[Entries from a visual dataset]
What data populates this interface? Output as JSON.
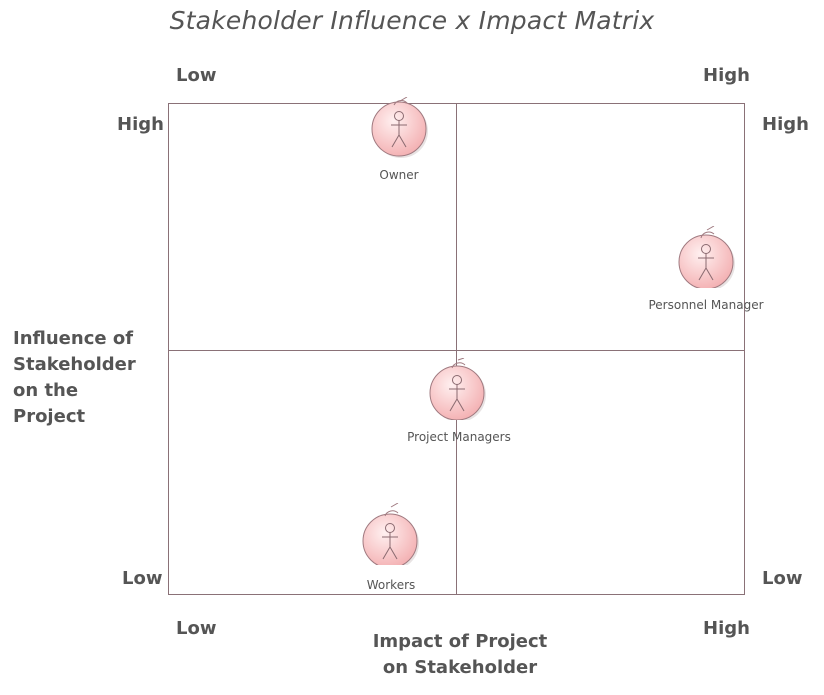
{
  "title": "Stakeholder Influence x Impact Matrix",
  "top_axis": {
    "low": "Low",
    "high": "High"
  },
  "bottom_axis": {
    "low": "Low",
    "high": "High"
  },
  "left_axis": {
    "high": "High",
    "low": "Low"
  },
  "right_axis": {
    "high": "High",
    "low": "Low"
  },
  "y_axis_label": [
    "Influence of",
    "Stakeholder",
    "on the",
    "Project"
  ],
  "x_axis_label": [
    "Impact of Project",
    "on Stakeholder"
  ],
  "stakeholders": [
    {
      "name": "Owner",
      "icon": "actor-icon"
    },
    {
      "name": "Personnel Manager",
      "icon": "actor-icon"
    },
    {
      "name": "Project Managers",
      "icon": "actor-icon"
    },
    {
      "name": "Workers",
      "icon": "actor-icon"
    }
  ],
  "colors": {
    "actor_fill": "#f9c6c6",
    "actor_stroke": "#a07a80",
    "grid": "#8a7177",
    "text": "#555555"
  }
}
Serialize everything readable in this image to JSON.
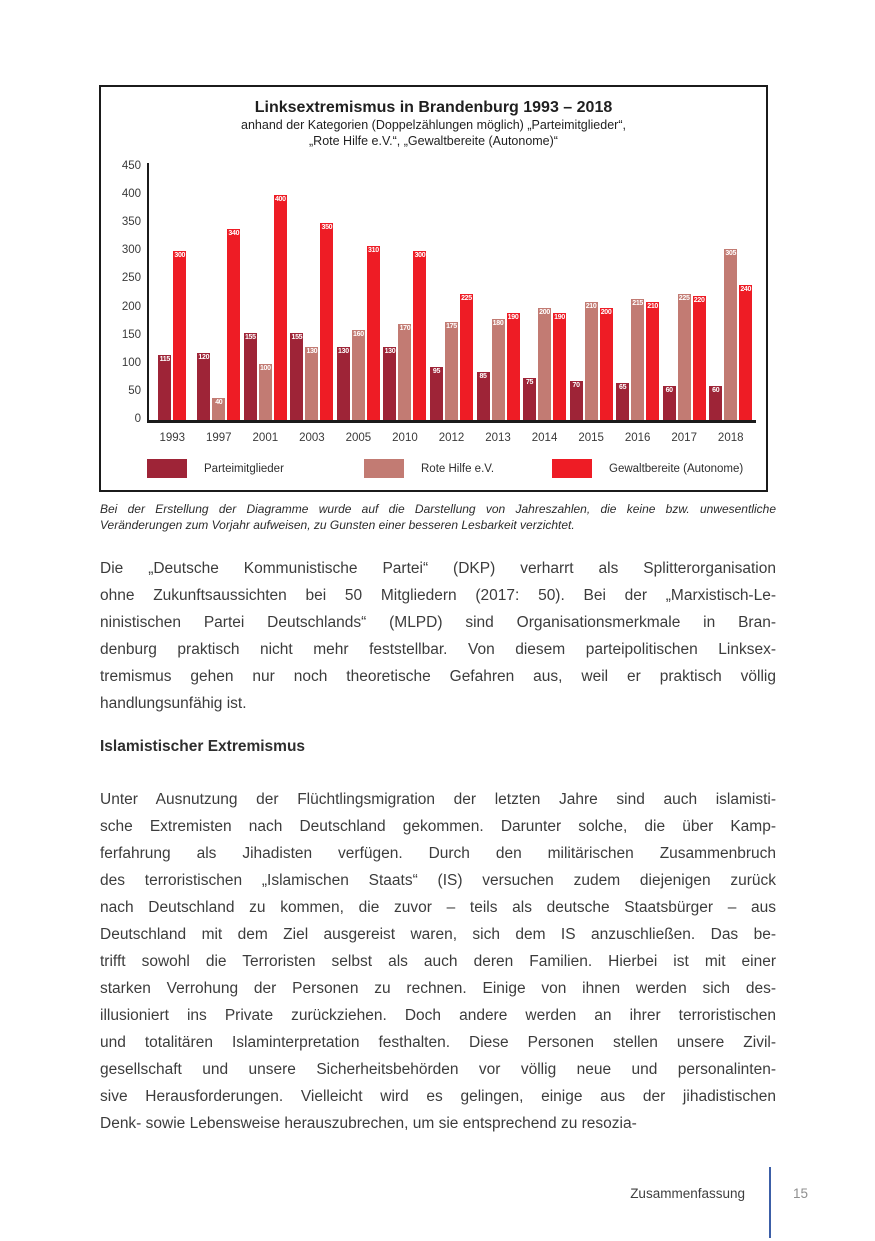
{
  "chart_data": {
    "type": "bar",
    "title": "Linksextremismus in Brandenburg 1993 – 2018",
    "subtitle_line1": "anhand der Kategorien (Doppelzählungen möglich) „Parteimitglieder“,",
    "subtitle_line2": "„Rote Hilfe e.V.“, „Gewaltbereite (Autonome)“",
    "categories": [
      "1993",
      "1997",
      "2001",
      "2003",
      "2005",
      "2010",
      "2012",
      "2013",
      "2014",
      "2015",
      "2016",
      "2017",
      "2018"
    ],
    "series": [
      {
        "name": "Parteimitglieder",
        "color": "#9e2437",
        "values": [
          115,
          120,
          155,
          155,
          130,
          130,
          95,
          85,
          75,
          70,
          65,
          60,
          60
        ]
      },
      {
        "name": "Rote Hilfe e.V.",
        "color": "#c27b73",
        "values": [
          null,
          40,
          100,
          130,
          160,
          170,
          175,
          180,
          200,
          210,
          215,
          225,
          305
        ]
      },
      {
        "name": "Gewaltbereite (Autonome)",
        "color": "#ee1c25",
        "values": [
          300,
          340,
          400,
          350,
          310,
          300,
          225,
          190,
          190,
          200,
          210,
          220,
          240
        ]
      }
    ],
    "ylim": [
      0,
      450
    ],
    "yticks": [
      0,
      50,
      100,
      150,
      200,
      250,
      300,
      350,
      400,
      450
    ],
    "grid": false,
    "legend_position": "bottom",
    "bar_value_labels": true,
    "bar_label_color": "#ffffff"
  },
  "caption_lines": [
    "Bei der Erstellung der Diagramme wurde auf die Darstellung von Jahreszahlen, die keine bzw. unwesentliche",
    "Veränderungen zum Vorjahr aufweisen, zu Gunsten einer besseren Lesbarkeit verzichtet."
  ],
  "paragraph1_lines": [
    "Die „Deutsche Kommunistische Partei“ (DKP) verharrt als Splitterorganisation",
    "ohne Zukunftsaussichten bei 50 Mitgliedern (2017: 50). Bei der „Marxistisch-Le-",
    "ninistischen Partei Deutschlands“ (MLPD) sind Organisationsmerkmale in Bran-",
    "denburg praktisch nicht mehr feststellbar. Von diesem parteipolitischen Linksex-",
    "tremismus gehen nur noch theoretische Gefahren aus, weil er praktisch völlig",
    "handlungsunfähig ist."
  ],
  "section_heading": "Islamistischer Extremismus",
  "paragraph2_lines": [
    "Unter Ausnutzung der Flüchtlingsmigration der letzten Jahre sind auch islamisti-",
    "sche Extremisten nach Deutschland gekommen. Darunter solche, die über Kamp-",
    "ferfahrung als Jihadisten verfügen. Durch den militärischen Zusammenbruch",
    "des terroristischen „Islamischen Staats“ (IS) versuchen zudem diejenigen zurück",
    "nach Deutschland zu kommen, die zuvor – teils als deutsche Staatsbürger – aus",
    "Deutschland mit dem Ziel ausgereist waren, sich dem IS anzuschließen. Das be-",
    "trifft sowohl die Terroristen selbst als auch deren Familien. Hierbei ist mit einer",
    "starken Verrohung der Personen zu rechnen. Einige von ihnen werden sich des-",
    "illusioniert ins Private zurückziehen. Doch andere werden an ihrer terroristischen",
    "und totalitären Islaminterpretation festhalten. Diese Personen stellen unsere Zivil-",
    "gesellschaft und unsere Sicherheitsbehörden vor völlig neue und personalinten-",
    "sive Herausforderungen. Vielleicht wird es gelingen, einige aus der jihadistischen",
    "Denk- sowie Lebensweise herauszubrechen, um sie entsprechend zu resozia-"
  ],
  "footer": {
    "section_label": "Zusammenfassung",
    "page_number": "15",
    "divider_color": "#3c5fa7"
  }
}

* _Problem details_
Extract lines where the string "JSON" occurs.

* _Task result_
What data populates this interface? Output as JSON.
Serialize everything readable in this image to JSON.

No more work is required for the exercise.